## BEGIN GIVEN INFORMATION

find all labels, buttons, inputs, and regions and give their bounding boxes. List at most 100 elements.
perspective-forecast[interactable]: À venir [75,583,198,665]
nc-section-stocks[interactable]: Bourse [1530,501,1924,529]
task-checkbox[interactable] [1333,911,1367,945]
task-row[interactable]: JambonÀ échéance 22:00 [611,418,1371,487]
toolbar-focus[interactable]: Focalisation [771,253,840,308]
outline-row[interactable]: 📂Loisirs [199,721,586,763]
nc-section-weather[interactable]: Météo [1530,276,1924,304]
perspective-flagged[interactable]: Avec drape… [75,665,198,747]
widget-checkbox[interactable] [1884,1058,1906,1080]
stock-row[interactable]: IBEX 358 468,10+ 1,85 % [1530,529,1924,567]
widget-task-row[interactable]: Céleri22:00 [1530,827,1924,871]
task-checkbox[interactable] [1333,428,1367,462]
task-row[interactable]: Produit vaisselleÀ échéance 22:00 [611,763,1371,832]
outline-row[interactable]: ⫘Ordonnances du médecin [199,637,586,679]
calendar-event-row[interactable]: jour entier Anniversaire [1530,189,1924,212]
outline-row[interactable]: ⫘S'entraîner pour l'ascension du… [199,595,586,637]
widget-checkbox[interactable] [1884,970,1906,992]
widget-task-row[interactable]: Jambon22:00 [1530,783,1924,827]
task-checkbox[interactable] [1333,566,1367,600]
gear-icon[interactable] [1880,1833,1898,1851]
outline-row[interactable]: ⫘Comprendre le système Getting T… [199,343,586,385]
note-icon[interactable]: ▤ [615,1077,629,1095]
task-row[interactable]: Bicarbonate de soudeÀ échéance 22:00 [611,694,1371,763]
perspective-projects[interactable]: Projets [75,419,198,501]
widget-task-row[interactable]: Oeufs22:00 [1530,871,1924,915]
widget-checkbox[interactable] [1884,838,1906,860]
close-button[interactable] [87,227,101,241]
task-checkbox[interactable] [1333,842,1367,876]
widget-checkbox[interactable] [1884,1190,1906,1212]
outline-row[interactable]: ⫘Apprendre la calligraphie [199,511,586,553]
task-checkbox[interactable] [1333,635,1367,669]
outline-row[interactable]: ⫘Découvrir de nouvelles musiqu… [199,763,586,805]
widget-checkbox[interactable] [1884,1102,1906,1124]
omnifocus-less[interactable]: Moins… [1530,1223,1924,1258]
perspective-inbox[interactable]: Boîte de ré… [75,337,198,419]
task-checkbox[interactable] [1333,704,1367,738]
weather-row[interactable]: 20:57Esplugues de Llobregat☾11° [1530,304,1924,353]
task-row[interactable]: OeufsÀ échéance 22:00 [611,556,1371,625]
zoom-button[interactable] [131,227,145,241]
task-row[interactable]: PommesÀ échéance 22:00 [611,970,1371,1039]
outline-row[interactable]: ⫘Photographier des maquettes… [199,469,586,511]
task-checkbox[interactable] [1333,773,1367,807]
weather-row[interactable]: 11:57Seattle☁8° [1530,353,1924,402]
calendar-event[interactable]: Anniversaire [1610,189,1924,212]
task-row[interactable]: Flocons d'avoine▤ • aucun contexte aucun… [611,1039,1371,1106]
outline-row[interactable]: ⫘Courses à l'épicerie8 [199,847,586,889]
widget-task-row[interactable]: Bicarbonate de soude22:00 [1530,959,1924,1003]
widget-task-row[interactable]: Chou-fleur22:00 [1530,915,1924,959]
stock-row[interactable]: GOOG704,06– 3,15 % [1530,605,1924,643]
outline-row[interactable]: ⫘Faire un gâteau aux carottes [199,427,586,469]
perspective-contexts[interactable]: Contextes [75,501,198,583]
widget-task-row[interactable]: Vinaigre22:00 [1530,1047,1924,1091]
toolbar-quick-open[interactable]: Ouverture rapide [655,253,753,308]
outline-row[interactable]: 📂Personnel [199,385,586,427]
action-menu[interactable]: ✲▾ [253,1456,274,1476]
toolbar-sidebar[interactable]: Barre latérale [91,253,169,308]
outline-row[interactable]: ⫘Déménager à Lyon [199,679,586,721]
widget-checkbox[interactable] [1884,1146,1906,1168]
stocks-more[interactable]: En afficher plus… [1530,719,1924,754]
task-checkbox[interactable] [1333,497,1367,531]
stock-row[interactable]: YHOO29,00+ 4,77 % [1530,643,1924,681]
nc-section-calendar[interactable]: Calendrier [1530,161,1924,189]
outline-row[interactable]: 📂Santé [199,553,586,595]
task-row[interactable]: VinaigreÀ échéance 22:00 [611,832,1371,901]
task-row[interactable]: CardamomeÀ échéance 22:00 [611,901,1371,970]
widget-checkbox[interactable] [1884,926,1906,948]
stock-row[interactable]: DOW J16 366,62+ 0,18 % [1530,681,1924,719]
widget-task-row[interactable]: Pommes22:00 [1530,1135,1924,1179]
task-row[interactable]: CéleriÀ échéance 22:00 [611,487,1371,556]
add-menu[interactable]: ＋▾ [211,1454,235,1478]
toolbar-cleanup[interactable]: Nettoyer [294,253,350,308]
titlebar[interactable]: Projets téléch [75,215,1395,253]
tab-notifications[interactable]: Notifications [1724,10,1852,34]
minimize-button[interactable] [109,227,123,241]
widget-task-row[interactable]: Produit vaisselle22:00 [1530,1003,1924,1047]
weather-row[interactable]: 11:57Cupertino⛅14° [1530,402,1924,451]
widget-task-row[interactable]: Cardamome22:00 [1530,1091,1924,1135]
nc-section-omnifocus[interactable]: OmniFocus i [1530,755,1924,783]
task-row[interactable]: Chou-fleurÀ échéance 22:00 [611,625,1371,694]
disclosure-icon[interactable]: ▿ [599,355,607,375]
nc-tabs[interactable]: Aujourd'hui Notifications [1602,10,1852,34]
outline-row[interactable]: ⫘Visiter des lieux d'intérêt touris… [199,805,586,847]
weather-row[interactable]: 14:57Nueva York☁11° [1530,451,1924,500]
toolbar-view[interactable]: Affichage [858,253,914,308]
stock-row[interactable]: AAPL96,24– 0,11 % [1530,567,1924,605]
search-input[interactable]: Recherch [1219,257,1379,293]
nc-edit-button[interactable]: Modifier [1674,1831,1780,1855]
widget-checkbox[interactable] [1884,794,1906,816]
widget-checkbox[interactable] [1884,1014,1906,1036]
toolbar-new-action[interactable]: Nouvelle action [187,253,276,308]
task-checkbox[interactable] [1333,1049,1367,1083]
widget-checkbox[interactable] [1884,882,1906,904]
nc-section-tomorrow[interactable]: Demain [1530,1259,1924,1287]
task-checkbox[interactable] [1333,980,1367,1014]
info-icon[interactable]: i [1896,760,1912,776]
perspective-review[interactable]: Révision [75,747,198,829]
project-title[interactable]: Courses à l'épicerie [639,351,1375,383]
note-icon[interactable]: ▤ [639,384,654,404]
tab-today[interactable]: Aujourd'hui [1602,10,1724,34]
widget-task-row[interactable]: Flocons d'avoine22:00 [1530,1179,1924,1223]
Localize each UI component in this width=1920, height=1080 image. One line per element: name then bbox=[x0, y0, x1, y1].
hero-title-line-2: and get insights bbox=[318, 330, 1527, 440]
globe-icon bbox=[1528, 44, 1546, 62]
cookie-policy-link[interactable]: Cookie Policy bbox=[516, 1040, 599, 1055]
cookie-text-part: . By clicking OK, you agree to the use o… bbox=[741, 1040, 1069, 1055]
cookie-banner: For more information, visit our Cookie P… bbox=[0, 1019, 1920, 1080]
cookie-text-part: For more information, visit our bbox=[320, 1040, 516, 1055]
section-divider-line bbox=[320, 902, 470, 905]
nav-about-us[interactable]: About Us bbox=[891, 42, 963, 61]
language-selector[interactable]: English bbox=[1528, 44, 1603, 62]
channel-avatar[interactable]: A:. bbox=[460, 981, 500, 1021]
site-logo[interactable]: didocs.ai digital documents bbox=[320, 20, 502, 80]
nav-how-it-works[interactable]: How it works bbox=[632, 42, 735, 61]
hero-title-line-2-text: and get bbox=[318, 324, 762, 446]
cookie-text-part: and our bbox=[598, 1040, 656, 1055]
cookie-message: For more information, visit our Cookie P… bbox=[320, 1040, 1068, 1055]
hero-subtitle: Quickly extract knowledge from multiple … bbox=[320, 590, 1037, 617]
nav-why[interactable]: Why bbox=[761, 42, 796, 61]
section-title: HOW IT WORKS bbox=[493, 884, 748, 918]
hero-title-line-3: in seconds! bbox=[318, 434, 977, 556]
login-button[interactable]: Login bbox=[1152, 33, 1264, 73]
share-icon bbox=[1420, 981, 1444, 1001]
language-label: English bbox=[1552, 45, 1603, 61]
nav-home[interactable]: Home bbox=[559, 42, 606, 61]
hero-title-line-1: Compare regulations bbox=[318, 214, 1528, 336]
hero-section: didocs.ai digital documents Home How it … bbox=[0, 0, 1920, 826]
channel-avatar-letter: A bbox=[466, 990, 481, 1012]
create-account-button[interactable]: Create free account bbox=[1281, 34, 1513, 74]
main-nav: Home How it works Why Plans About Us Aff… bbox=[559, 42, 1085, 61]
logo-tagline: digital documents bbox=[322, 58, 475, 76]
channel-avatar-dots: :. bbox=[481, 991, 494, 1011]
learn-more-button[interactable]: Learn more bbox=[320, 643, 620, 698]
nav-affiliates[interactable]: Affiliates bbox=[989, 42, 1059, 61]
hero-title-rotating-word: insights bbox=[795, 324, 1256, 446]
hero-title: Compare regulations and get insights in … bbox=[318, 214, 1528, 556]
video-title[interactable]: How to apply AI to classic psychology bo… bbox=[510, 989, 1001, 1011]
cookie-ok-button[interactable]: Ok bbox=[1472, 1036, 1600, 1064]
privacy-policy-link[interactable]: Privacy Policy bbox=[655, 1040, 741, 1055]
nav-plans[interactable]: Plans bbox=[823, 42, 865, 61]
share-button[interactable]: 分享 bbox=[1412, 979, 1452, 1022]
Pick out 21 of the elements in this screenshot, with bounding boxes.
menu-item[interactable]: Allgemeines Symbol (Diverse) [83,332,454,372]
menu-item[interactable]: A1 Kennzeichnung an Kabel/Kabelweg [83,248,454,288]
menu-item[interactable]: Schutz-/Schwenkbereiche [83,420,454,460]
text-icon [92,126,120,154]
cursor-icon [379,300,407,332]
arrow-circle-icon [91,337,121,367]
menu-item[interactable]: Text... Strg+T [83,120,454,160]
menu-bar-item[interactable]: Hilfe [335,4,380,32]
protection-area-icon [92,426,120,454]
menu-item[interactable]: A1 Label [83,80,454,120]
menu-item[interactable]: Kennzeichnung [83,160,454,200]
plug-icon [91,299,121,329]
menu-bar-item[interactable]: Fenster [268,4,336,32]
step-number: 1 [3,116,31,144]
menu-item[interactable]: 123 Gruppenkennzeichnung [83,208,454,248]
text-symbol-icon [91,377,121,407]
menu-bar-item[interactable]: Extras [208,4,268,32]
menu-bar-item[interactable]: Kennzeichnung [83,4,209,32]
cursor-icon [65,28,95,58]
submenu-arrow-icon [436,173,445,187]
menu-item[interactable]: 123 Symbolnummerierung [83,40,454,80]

## END GIVEN INFORMATION

- _DO THIS_:
Quote verbatim every line of the records from the first one through the line that contains "task-checkbox[interactable] [1333,704,1367,738]", including both.

- _FULL SOLUTION_:
find all labels, buttons, inputs, and regions and give their bounding boxes. List at most 100 elements.
perspective-forecast[interactable]: À venir [75,583,198,665]
nc-section-stocks[interactable]: Bourse [1530,501,1924,529]
task-checkbox[interactable] [1333,911,1367,945]
task-row[interactable]: JambonÀ échéance 22:00 [611,418,1371,487]
toolbar-focus[interactable]: Focalisation [771,253,840,308]
outline-row[interactable]: 📂Loisirs [199,721,586,763]
nc-section-weather[interactable]: Météo [1530,276,1924,304]
perspective-flagged[interactable]: Avec drape… [75,665,198,747]
widget-checkbox[interactable] [1884,1058,1906,1080]
stock-row[interactable]: IBEX 358 468,10+ 1,85 % [1530,529,1924,567]
widget-task-row[interactable]: Céleri22:00 [1530,827,1924,871]
task-checkbox[interactable] [1333,428,1367,462]
task-row[interactable]: Produit vaisselleÀ échéance 22:00 [611,763,1371,832]
outline-row[interactable]: ⫘Ordonnances du médecin [199,637,586,679]
calendar-event-row[interactable]: jour entier Anniversaire [1530,189,1924,212]
outline-row[interactable]: ⫘S'entraîner pour l'ascension du… [199,595,586,637]
widget-checkbox[interactable] [1884,970,1906,992]
widget-task-row[interactable]: Jambon22:00 [1530,783,1924,827]
task-checkbox[interactable] [1333,566,1367,600]
gear-icon[interactable] [1880,1833,1898,1851]
outline-row[interactable]: ⫘Comprendre le système Getting T… [199,343,586,385]
note-icon[interactable]: ▤ [615,1077,629,1095]
task-row[interactable]: Bicarbonate de soudeÀ échéance 22:00 [611,694,1371,763]
perspective-projects[interactable]: Projets [75,419,198,501]
widget-task-row[interactable]: Oeufs22:00 [1530,871,1924,915]
widget-checkbox[interactable] [1884,838,1906,860]
close-button[interactable] [87,227,101,241]
task-checkbox[interactable] [1333,842,1367,876]
widget-checkbox[interactable] [1884,1190,1906,1212]
outline-row[interactable]: ⫘Apprendre la calligraphie [199,511,586,553]
task-checkbox[interactable] [1333,635,1367,669]
outline-row[interactable]: ⫘Découvrir de nouvelles musiqu… [199,763,586,805]
widget-checkbox[interactable] [1884,1102,1906,1124]
omnifocus-less[interactable]: Moins… [1530,1223,1924,1258]
perspective-inbox[interactable]: Boîte de ré… [75,337,198,419]
task-checkbox[interactable] [1333,704,1367,738]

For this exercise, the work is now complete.